* Given problem:
Copy out the entries exactly, from the first line to the last.

* Input material:
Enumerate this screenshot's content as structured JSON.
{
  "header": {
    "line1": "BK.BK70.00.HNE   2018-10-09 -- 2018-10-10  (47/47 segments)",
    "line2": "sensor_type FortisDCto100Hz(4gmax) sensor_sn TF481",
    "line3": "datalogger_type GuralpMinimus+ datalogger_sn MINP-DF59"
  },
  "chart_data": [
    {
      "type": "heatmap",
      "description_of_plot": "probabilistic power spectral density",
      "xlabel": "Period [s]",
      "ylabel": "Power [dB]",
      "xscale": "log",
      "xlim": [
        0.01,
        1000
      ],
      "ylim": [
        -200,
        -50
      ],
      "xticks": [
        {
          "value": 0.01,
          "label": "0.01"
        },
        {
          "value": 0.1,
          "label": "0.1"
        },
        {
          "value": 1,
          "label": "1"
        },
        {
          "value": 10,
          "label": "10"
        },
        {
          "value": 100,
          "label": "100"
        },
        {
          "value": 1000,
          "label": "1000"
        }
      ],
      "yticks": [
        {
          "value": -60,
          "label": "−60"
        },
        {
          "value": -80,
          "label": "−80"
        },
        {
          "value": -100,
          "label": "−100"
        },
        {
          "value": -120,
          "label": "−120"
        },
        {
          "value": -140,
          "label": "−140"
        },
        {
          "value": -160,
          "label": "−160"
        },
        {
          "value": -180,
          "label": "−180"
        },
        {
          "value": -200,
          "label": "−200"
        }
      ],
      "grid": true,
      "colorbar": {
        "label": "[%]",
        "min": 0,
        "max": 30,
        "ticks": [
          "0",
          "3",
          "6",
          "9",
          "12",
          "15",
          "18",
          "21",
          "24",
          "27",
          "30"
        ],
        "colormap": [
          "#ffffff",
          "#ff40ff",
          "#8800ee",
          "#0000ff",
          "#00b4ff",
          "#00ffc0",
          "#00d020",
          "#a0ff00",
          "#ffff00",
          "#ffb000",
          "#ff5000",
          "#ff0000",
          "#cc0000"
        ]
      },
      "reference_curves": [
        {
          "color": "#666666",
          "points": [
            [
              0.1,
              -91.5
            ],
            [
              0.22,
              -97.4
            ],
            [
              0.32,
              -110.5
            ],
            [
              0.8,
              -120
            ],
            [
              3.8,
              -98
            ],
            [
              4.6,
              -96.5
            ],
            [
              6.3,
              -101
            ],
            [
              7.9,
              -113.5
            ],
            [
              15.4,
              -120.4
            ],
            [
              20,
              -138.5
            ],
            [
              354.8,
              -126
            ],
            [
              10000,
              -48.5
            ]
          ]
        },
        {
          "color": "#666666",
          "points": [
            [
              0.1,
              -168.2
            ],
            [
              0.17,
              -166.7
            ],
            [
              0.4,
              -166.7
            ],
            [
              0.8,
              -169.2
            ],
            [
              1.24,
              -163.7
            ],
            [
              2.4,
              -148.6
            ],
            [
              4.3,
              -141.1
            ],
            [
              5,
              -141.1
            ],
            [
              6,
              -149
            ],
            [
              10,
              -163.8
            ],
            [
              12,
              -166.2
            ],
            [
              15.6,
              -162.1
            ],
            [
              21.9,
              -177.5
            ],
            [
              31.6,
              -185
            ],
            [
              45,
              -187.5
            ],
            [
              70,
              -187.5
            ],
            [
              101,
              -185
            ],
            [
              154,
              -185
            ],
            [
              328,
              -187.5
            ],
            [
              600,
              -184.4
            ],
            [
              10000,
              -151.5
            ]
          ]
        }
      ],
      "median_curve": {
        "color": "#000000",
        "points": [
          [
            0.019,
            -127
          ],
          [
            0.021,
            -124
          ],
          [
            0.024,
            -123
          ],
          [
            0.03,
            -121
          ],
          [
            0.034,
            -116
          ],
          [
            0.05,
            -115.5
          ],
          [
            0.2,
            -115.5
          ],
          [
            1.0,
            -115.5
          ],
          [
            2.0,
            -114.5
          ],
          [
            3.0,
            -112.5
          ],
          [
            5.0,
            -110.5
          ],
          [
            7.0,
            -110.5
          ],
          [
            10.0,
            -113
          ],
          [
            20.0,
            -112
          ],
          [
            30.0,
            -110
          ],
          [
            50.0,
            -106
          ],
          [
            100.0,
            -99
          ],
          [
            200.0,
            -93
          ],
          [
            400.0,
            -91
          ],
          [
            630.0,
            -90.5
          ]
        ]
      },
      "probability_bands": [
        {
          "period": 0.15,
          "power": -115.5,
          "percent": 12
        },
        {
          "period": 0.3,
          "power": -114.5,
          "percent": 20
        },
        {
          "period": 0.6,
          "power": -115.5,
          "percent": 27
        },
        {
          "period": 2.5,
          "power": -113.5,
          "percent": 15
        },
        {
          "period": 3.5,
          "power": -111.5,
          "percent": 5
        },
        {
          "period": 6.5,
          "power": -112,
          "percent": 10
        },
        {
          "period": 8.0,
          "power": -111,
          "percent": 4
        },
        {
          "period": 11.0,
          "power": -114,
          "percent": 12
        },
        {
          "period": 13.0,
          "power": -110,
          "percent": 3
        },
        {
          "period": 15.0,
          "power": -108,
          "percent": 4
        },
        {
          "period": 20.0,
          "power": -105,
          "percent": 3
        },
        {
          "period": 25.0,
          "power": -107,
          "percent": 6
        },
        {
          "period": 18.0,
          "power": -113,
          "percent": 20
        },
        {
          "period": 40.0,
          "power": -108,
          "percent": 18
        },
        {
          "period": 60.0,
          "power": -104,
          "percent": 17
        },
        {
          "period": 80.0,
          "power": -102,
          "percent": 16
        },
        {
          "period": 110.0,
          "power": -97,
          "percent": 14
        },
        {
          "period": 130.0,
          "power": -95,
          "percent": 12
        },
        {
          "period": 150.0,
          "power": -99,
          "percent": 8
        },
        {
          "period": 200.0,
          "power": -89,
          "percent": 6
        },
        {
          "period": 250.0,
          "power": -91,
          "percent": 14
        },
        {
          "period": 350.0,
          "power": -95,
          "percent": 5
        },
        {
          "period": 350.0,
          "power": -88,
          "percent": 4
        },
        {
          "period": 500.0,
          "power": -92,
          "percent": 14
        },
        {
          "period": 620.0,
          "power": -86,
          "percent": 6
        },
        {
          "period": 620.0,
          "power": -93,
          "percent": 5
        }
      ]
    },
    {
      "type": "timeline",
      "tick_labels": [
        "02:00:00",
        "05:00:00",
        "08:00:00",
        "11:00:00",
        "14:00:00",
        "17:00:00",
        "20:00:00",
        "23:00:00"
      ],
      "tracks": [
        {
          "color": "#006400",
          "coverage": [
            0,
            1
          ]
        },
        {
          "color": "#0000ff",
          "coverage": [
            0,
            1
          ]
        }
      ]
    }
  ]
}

* Solution for this exercise:
Enumerate this screenshot's content as structured JSON.
{
  "header": {
    "line1": "BK.BK70.00.HNE   2018-10-09 -- 2018-10-10  (47/47 segments)",
    "line2": "sensor_type FortisDCto100Hz(4gmax) sensor_sn TF481",
    "line3": "datalogger_type GuralpMinimus+ datalogger_sn MINP-DF59"
  },
  "chart_data": [
    {
      "type": "heatmap",
      "description_of_plot": "probabilistic power spectral density",
      "xlabel": "Period [s]",
      "ylabel": "Power [dB]",
      "xscale": "log",
      "xlim": [
        0.01,
        1000
      ],
      "ylim": [
        -200,
        -50
      ],
      "xticks": [
        {
          "value": 0.01,
          "label": "0.01"
        },
        {
          "value": 0.1,
          "label": "0.1"
        },
        {
          "value": 1,
          "label": "1"
        },
        {
          "value": 10,
          "label": "10"
        },
        {
          "value": 100,
          "label": "100"
        },
        {
          "value": 1000,
          "label": "1000"
        }
      ],
      "yticks": [
        {
          "value": -60,
          "label": "−60"
        },
        {
          "value": -80,
          "label": "−80"
        },
        {
          "value": -100,
          "label": "−100"
        },
        {
          "value": -120,
          "label": "−120"
        },
        {
          "value": -140,
          "label": "−140"
        },
        {
          "value": -160,
          "label": "−160"
        },
        {
          "value": -180,
          "label": "−180"
        },
        {
          "value": -200,
          "label": "−200"
        }
      ],
      "grid": true,
      "colorbar": {
        "label": "[%]",
        "min": 0,
        "max": 30,
        "ticks": [
          "0",
          "3",
          "6",
          "9",
          "12",
          "15",
          "18",
          "21",
          "24",
          "27",
          "30"
        ],
        "colormap": [
          "#ffffff",
          "#ff40ff",
          "#8800ee",
          "#0000ff",
          "#00b4ff",
          "#00ffc0",
          "#00d020",
          "#a0ff00",
          "#ffff00",
          "#ffb000",
          "#ff5000",
          "#ff0000",
          "#cc0000"
        ]
      },
      "reference_curves": [
        {
          "color": "#666666",
          "points": [
            [
              0.1,
              -91.5
            ],
            [
              0.22,
              -97.4
            ],
            [
              0.32,
              -110.5
            ],
            [
              0.8,
              -120
            ],
            [
              3.8,
              -98
            ],
            [
              4.6,
              -96.5
            ],
            [
              6.3,
              -101
            ],
            [
              7.9,
              -113.5
            ],
            [
              15.4,
              -120.4
            ],
            [
              20,
              -138.5
            ],
            [
              354.8,
              -126
            ],
            [
              10000,
              -48.5
            ]
          ]
        },
        {
          "color": "#666666",
          "points": [
            [
              0.1,
              -168.2
            ],
            [
              0.17,
              -166.7
            ],
            [
              0.4,
              -166.7
            ],
            [
              0.8,
              -169.2
            ],
            [
              1.24,
              -163.7
            ],
            [
              2.4,
              -148.6
            ],
            [
              4.3,
              -141.1
            ],
            [
              5,
              -141.1
            ],
            [
              6,
              -149
            ],
            [
              10,
              -163.8
            ],
            [
              12,
              -166.2
            ],
            [
              15.6,
              -162.1
            ],
            [
              21.9,
              -177.5
            ],
            [
              31.6,
              -185
            ],
            [
              45,
              -187.5
            ],
            [
              70,
              -187.5
            ],
            [
              101,
              -185
            ],
            [
              154,
              -185
            ],
            [
              328,
              -187.5
            ],
            [
              600,
              -184.4
            ],
            [
              10000,
              -151.5
            ]
          ]
        }
      ],
      "median_curve": {
        "color": "#000000",
        "points": [
          [
            0.019,
            -127
          ],
          [
            0.021,
            -124
          ],
          [
            0.024,
            -123
          ],
          [
            0.03,
            -121
          ],
          [
            0.034,
            -116
          ],
          [
            0.05,
            -115.5
          ],
          [
            0.2,
            -115.5
          ],
          [
            1.0,
            -115.5
          ],
          [
            2.0,
            -114.5
          ],
          [
            3.0,
            -112.5
          ],
          [
            5.0,
            -110.5
          ],
          [
            7.0,
            -110.5
          ],
          [
            10.0,
            -113
          ],
          [
            20.0,
            -112
          ],
          [
            30.0,
            -110
          ],
          [
            50.0,
            -106
          ],
          [
            100.0,
            -99
          ],
          [
            200.0,
            -93
          ],
          [
            400.0,
            -91
          ],
          [
            630.0,
            -90.5
          ]
        ]
      },
      "probability_bands": [
        {
          "period": 0.15,
          "power": -115.5,
          "percent": 12
        },
        {
          "period": 0.3,
          "power": -114.5,
          "percent": 20
        },
        {
          "period": 0.6,
          "power": -115.5,
          "percent": 27
        },
        {
          "period": 2.5,
          "power": -113.5,
          "percent": 15
        },
        {
          "period": 3.5,
          "power": -111.5,
          "percent": 5
        },
        {
          "period": 6.5,
          "power": -112,
          "percent": 10
        },
        {
          "period": 8.0,
          "power": -111,
          "percent": 4
        },
        {
          "period": 11.0,
          "power": -114,
          "percent": 12
        },
        {
          "period": 13.0,
          "power": -110,
          "percent": 3
        },
        {
          "period": 15.0,
          "power": -108,
          "percent": 4
        },
        {
          "period": 20.0,
          "power": -105,
          "percent": 3
        },
        {
          "period": 25.0,
          "power": -107,
          "percent": 6
        },
        {
          "period": 18.0,
          "power": -113,
          "percent": 20
        },
        {
          "period": 40.0,
          "power": -108,
          "percent": 18
        },
        {
          "period": 60.0,
          "power": -104,
          "percent": 17
        },
        {
          "period": 80.0,
          "power": -102,
          "percent": 16
        },
        {
          "period": 110.0,
          "power": -97,
          "percent": 14
        },
        {
          "period": 130.0,
          "power": -95,
          "percent": 12
        },
        {
          "period": 150.0,
          "power": -99,
          "percent": 8
        },
        {
          "period": 200.0,
          "power": -89,
          "percent": 6
        },
        {
          "period": 250.0,
          "power": -91,
          "percent": 14
        },
        {
          "period": 350.0,
          "power": -95,
          "percent": 5
        },
        {
          "period": 350.0,
          "power": -88,
          "percent": 4
        },
        {
          "period": 500.0,
          "power": -92,
          "percent": 14
        },
        {
          "period": 620.0,
          "power": -86,
          "percent": 6
        },
        {
          "period": 620.0,
          "power": -93,
          "percent": 5
        }
      ]
    },
    {
      "type": "timeline",
      "tick_labels": [
        "02:00:00",
        "05:00:00",
        "08:00:00",
        "11:00:00",
        "14:00:00",
        "17:00:00",
        "20:00:00",
        "23:00:00"
      ],
      "tracks": [
        {
          "color": "#006400",
          "coverage": [
            0,
            1
          ]
        },
        {
          "color": "#0000ff",
          "coverage": [
            0,
            1
          ]
        }
      ]
    }
  ]
}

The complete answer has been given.